### Available records

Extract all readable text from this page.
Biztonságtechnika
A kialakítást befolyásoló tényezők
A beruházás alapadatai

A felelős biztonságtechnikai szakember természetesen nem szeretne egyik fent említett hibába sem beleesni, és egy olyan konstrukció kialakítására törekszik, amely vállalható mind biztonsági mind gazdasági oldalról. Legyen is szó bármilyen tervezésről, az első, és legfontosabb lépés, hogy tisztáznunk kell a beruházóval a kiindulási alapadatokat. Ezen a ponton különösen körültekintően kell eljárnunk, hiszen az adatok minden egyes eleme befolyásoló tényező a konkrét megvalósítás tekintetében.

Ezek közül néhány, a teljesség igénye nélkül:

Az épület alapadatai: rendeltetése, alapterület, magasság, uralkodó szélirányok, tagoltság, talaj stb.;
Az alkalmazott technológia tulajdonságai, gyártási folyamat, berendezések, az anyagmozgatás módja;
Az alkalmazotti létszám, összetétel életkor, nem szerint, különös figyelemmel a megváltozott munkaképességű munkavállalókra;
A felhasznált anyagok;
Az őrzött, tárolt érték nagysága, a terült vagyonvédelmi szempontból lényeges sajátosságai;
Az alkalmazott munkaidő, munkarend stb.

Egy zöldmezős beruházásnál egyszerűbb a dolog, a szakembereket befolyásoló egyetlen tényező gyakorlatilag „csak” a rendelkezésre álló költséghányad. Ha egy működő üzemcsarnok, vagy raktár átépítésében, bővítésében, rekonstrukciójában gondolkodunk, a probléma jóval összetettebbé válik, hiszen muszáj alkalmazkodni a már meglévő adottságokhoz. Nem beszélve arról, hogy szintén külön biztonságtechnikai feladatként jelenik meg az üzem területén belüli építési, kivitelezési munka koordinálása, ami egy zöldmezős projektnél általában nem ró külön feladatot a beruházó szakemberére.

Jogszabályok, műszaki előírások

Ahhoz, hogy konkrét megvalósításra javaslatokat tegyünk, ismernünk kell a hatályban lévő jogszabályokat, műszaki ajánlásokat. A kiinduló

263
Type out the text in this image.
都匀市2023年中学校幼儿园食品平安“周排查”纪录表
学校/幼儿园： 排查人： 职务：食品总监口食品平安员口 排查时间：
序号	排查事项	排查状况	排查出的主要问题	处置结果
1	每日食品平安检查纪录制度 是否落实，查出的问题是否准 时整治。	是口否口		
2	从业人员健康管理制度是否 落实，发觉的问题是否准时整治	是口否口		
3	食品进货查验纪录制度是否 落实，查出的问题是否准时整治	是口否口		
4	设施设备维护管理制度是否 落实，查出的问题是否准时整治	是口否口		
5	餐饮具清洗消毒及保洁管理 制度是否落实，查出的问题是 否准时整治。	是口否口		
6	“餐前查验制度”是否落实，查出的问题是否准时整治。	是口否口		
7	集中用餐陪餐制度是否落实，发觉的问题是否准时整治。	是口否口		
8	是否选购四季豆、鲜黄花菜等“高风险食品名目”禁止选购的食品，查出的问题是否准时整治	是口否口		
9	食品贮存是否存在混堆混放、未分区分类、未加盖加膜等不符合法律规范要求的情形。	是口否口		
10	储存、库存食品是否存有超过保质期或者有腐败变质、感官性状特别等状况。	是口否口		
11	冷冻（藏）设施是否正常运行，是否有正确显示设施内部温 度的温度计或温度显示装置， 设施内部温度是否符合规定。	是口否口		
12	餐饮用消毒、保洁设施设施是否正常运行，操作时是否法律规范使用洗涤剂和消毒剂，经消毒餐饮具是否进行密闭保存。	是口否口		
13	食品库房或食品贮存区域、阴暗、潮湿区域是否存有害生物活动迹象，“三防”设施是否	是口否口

### Given task
Give back the lines of the listing from the one with "Type out the text in this image." through the end, both included, exactly as written and with nothing added.

### Exercise response
Type out the text in this image.
都匀市2023年中学校幼儿园食品平安“周排查”纪录表
学校/幼儿园： 排查人： 职务：食品总监口食品平安员口 排查时间：
序号	排查事项	排查状况	排查出的主要问题	处置结果
1	每日食品平安检查纪录制度 是否落实，查出的问题是否准 时整治。	是口否口		
2	从业人员健康管理制度是否 落实，发觉的问题是否准时整治	是口否口		
3	食品进货查验纪录制度是否 落实，查出的问题是否准时整治	是口否口		
4	设施设备维护管理制度是否 落实，查出的问题是否准时整治	是口否口		
5	餐饮具清洗消毒及保洁管理 制度是否落实，查出的问题是 否准时整治。	是口否口		
6	“餐前查验制度”是否落实，查出的问题是否准时整治。	是口否口		
7	集中用餐陪餐制度是否落实，发觉的问题是否准时整治。	是口否口		
8	是否选购四季豆、鲜黄花菜等“高风险食品名目”禁止选购的食品，查出的问题是否准时整治	是口否口		
9	食品贮存是否存在混堆混放、未分区分类、未加盖加膜等不符合法律规范要求的情形。	是口否口		
10	储存、库存食品是否存有超过保质期或者有腐败变质、感官性状特别等状况。	是口否口		
11	冷冻（藏）设施是否正常运行，是否有正确显示设施内部温 度的温度计或温度显示装置， 设施内部温度是否符合规定。	是口否口		
12	餐饮用消毒、保洁设施设施是否正常运行，操作时是否法律规范使用洗涤剂和消毒剂，经消毒餐饮具是否进行密闭保存。	是口否口		
13	食品库房或食品贮存区域、阴暗、潮湿区域是否存有害生物活动迹象，“三防”设施是否	是口否口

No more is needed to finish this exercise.